Items from a figure collection
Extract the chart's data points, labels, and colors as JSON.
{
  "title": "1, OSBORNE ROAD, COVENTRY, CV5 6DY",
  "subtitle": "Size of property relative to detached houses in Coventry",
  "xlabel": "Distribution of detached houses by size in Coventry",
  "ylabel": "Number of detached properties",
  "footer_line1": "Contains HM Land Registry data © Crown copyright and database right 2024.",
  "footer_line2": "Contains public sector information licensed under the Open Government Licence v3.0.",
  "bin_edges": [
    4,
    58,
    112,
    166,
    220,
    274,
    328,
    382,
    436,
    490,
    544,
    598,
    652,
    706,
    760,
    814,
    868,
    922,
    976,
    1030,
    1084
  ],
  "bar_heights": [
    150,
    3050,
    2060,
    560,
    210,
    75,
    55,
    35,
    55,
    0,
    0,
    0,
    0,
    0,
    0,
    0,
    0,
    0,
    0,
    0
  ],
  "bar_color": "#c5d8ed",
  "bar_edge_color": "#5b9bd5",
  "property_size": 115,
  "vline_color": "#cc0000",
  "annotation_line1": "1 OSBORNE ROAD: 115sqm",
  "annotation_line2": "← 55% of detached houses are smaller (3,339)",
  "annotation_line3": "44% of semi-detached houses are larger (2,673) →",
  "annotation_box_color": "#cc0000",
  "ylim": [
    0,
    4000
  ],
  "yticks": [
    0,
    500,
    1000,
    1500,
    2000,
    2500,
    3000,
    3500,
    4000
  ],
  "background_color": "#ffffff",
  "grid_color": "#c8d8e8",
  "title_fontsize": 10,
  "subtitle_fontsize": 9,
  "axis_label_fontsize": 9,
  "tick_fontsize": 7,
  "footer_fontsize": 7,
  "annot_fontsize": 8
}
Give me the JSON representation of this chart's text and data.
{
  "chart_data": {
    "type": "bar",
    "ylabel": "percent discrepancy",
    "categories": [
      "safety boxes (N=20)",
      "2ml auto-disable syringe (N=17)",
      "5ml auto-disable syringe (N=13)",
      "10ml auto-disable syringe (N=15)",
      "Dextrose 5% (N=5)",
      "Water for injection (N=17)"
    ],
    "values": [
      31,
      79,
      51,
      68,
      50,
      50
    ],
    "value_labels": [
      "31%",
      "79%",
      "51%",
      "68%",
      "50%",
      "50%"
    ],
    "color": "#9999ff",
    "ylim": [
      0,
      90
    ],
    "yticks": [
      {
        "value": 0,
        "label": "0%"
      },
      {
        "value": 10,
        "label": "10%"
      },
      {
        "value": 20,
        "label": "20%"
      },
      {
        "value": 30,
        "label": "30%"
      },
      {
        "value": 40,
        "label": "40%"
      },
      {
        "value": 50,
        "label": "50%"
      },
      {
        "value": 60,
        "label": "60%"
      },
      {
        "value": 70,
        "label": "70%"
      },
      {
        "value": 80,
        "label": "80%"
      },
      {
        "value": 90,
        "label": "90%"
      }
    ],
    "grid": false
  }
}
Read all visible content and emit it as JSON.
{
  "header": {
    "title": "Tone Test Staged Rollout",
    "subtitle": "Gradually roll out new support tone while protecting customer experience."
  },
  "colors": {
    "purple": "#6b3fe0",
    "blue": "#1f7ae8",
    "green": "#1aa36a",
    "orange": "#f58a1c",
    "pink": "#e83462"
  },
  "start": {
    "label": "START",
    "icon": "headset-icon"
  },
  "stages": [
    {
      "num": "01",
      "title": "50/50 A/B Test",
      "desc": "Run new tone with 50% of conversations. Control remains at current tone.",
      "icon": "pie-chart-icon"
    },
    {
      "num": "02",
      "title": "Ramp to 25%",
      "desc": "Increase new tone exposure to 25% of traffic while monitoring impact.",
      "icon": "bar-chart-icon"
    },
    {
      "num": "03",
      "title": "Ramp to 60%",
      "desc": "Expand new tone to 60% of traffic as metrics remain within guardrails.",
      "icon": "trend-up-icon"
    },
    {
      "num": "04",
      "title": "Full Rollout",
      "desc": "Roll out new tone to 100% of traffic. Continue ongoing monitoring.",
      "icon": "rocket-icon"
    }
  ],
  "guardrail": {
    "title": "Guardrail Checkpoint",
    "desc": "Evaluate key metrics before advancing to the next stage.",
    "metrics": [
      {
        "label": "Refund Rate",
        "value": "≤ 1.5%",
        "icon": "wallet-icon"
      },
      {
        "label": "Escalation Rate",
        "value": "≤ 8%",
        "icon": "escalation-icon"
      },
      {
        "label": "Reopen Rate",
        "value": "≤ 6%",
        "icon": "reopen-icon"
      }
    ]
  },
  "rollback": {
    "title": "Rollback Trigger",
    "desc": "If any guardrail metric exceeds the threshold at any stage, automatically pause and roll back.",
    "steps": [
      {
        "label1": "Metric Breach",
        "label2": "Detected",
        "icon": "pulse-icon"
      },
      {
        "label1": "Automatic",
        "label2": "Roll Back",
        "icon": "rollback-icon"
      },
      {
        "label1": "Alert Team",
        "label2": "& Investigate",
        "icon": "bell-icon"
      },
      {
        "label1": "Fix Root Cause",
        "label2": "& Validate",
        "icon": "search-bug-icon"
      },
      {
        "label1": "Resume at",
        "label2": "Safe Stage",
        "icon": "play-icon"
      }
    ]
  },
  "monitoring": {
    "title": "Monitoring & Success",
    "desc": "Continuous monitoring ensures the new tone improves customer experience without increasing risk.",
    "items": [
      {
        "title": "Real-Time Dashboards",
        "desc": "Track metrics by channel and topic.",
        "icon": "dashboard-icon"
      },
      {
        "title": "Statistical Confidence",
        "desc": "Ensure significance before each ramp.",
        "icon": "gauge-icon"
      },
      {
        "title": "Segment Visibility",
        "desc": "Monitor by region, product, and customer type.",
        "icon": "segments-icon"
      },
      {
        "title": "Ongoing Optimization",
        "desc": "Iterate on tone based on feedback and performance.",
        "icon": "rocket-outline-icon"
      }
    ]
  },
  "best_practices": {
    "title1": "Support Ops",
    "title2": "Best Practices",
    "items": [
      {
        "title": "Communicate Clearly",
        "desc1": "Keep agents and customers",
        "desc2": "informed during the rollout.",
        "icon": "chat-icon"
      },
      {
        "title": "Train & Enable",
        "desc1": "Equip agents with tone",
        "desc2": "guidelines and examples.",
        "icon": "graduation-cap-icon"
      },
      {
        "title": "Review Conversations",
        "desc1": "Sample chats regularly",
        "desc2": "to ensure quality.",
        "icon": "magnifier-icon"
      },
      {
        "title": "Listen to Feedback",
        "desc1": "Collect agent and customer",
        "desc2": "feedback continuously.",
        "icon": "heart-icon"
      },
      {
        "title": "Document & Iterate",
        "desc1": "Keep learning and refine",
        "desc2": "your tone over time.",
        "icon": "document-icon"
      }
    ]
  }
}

YOUR OBJECTIVE: Each line of the material above must be retyped precisely.

FINISHED ANSWER:
Extract the chart's data points, labels, and colors as JSON.
{
  "title": "1, OSBORNE ROAD, COVENTRY, CV5 6DY",
  "subtitle": "Size of property relative to detached houses in Coventry",
  "xlabel": "Distribution of detached houses by size in Coventry",
  "ylabel": "Number of detached properties",
  "footer_line1": "Contains HM Land Registry data © Crown copyright and database right 2024.",
  "footer_line2": "Contains public sector information licensed under the Open Government Licence v3.0.",
  "bin_edges": [
    4,
    58,
    112,
    166,
    220,
    274,
    328,
    382,
    436,
    490,
    544,
    598,
    652,
    706,
    760,
    814,
    868,
    922,
    976,
    1030,
    1084
  ],
  "bar_heights": [
    150,
    3050,
    2060,
    560,
    210,
    75,
    55,
    35,
    55,
    0,
    0,
    0,
    0,
    0,
    0,
    0,
    0,
    0,
    0,
    0
  ],
  "bar_color": "#c5d8ed",
  "bar_edge_color": "#5b9bd5",
  "property_size": 115,
  "vline_color": "#cc0000",
  "annotation_line1": "1 OSBORNE ROAD: 115sqm",
  "annotation_line2": "← 55% of detached houses are smaller (3,339)",
  "annotation_line3": "44% of semi-detached houses are larger (2,673) →",
  "annotation_box_color": "#cc0000",
  "ylim": [
    0,
    4000
  ],
  "yticks": [
    0,
    500,
    1000,
    1500,
    2000,
    2500,
    3000,
    3500,
    4000
  ],
  "background_color": "#ffffff",
  "grid_color": "#c8d8e8",
  "title_fontsize": 10,
  "subtitle_fontsize": 9,
  "axis_label_fontsize": 9,
  "tick_fontsize": 7,
  "footer_fontsize": 7,
  "annot_fontsize": 8
}
Give me the JSON representation of this chart's text and data.
{
  "chart_data": {
    "type": "bar",
    "ylabel": "percent discrepancy",
    "categories": [
      "safety boxes (N=20)",
      "2ml auto-disable syringe (N=17)",
      "5ml auto-disable syringe (N=13)",
      "10ml auto-disable syringe (N=15)",
      "Dextrose 5% (N=5)",
      "Water for injection (N=17)"
    ],
    "values": [
      31,
      79,
      51,
      68,
      50,
      50
    ],
    "value_labels": [
      "31%",
      "79%",
      "51%",
      "68%",
      "50%",
      "50%"
    ],
    "color": "#9999ff",
    "ylim": [
      0,
      90
    ],
    "yticks": [
      {
        "value": 0,
        "label": "0%"
      },
      {
        "value": 10,
        "label": "10%"
      },
      {
        "value": 20,
        "label": "20%"
      },
      {
        "value": 30,
        "label": "30%"
      },
      {
        "value": 40,
        "label": "40%"
      },
      {
        "value": 50,
        "label": "50%"
      },
      {
        "value": 60,
        "label": "60%"
      },
      {
        "value": 70,
        "label": "70%"
      },
      {
        "value": 80,
        "label": "80%"
      },
      {
        "value": 90,
        "label": "90%"
      }
    ],
    "grid": false
  }
}
Read all visible content and emit it as JSON.
{
  "header": {
    "title": "Tone Test Staged Rollout",
    "subtitle": "Gradually roll out new support tone while protecting customer experience."
  },
  "colors": {
    "purple": "#6b3fe0",
    "blue": "#1f7ae8",
    "green": "#1aa36a",
    "orange": "#f58a1c",
    "pink": "#e83462"
  },
  "start": {
    "label": "START",
    "icon": "headset-icon"
  },
  "stages": [
    {
      "num": "01",
      "title": "50/50 A/B Test",
      "desc": "Run new tone with 50% of conversations. Control remains at current tone.",
      "icon": "pie-chart-icon"
    },
    {
      "num": "02",
      "title": "Ramp to 25%",
      "desc": "Increase new tone exposure to 25% of traffic while monitoring impact.",
      "icon": "bar-chart-icon"
    },
    {
      "num": "03",
      "title": "Ramp to 60%",
      "desc": "Expand new tone to 60% of traffic as metrics remain within guardrails.",
      "icon": "trend-up-icon"
    },
    {
      "num": "04",
      "title": "Full Rollout",
      "desc": "Roll out new tone to 100% of traffic. Continue ongoing monitoring.",
      "icon": "rocket-icon"
    }
  ],
  "guardrail": {
    "title": "Guardrail Checkpoint",
    "desc": "Evaluate key metrics before advancing to the next stage.",
    "metrics": [
      {
        "label": "Refund Rate",
        "value": "≤ 1.5%",
        "icon": "wallet-icon"
      },
      {
        "label": "Escalation Rate",
        "value": "≤ 8%",
        "icon": "escalation-icon"
      },
      {
        "label": "Reopen Rate",
        "value": "≤ 6%",
        "icon": "reopen-icon"
      }
    ]
  },
  "rollback": {
    "title": "Rollback Trigger",
    "desc": "If any guardrail metric exceeds the threshold at any stage, automatically pause and roll back.",
    "steps": [
      {
        "label1": "Metric Breach",
        "label2": "Detected",
        "icon": "pulse-icon"
      },
      {
        "label1": "Automatic",
        "label2": "Roll Back",
        "icon": "rollback-icon"
      },
      {
        "label1": "Alert Team",
        "label2": "& Investigate",
        "icon": "bell-icon"
      },
      {
        "label1": "Fix Root Cause",
        "label2": "& Validate",
        "icon": "search-bug-icon"
      },
      {
        "label1": "Resume at",
        "label2": "Safe Stage",
        "icon": "play-icon"
      }
    ]
  },
  "monitoring": {
    "title": "Monitoring & Success",
    "desc": "Continuous monitoring ensures the new tone improves customer experience without increasing risk.",
    "items": [
      {
        "title": "Real-Time Dashboards",
        "desc": "Track metrics by channel and topic.",
        "icon": "dashboard-icon"
      },
      {
        "title": "Statistical Confidence",
        "desc": "Ensure significance before each ramp.",
        "icon": "gauge-icon"
      },
      {
        "title": "Segment Visibility",
        "desc": "Monitor by region, product, and customer type.",
        "icon": "segments-icon"
      },
      {
        "title": "Ongoing Optimization",
        "desc": "Iterate on tone based on feedback and performance.",
        "icon": "rocket-outline-icon"
      }
    ]
  },
  "best_practices": {
    "title1": "Support Ops",
    "title2": "Best Practices",
    "items": [
      {
        "title": "Communicate Clearly",
        "desc1": "Keep agents and customers",
        "desc2": "informed during the rollout.",
        "icon": "chat-icon"
      },
      {
        "title": "Train & Enable",
        "desc1": "Equip agents with tone",
        "desc2": "guidelines and examples.",
        "icon": "graduation-cap-icon"
      },
      {
        "title": "Review Conversations",
        "desc1": "Sample chats regularly",
        "desc2": "to ensure quality.",
        "icon": "magnifier-icon"
      },
      {
        "title": "Listen to Feedback",
        "desc1": "Collect agent and customer",
        "desc2": "feedback continuously.",
        "icon": "heart-icon"
      },
      {
        "title": "Document & Iterate",
        "desc1": "Keep learning and refine",
        "desc2": "your tone over time.",
        "icon": "document-icon"
      }
    ]
  }
}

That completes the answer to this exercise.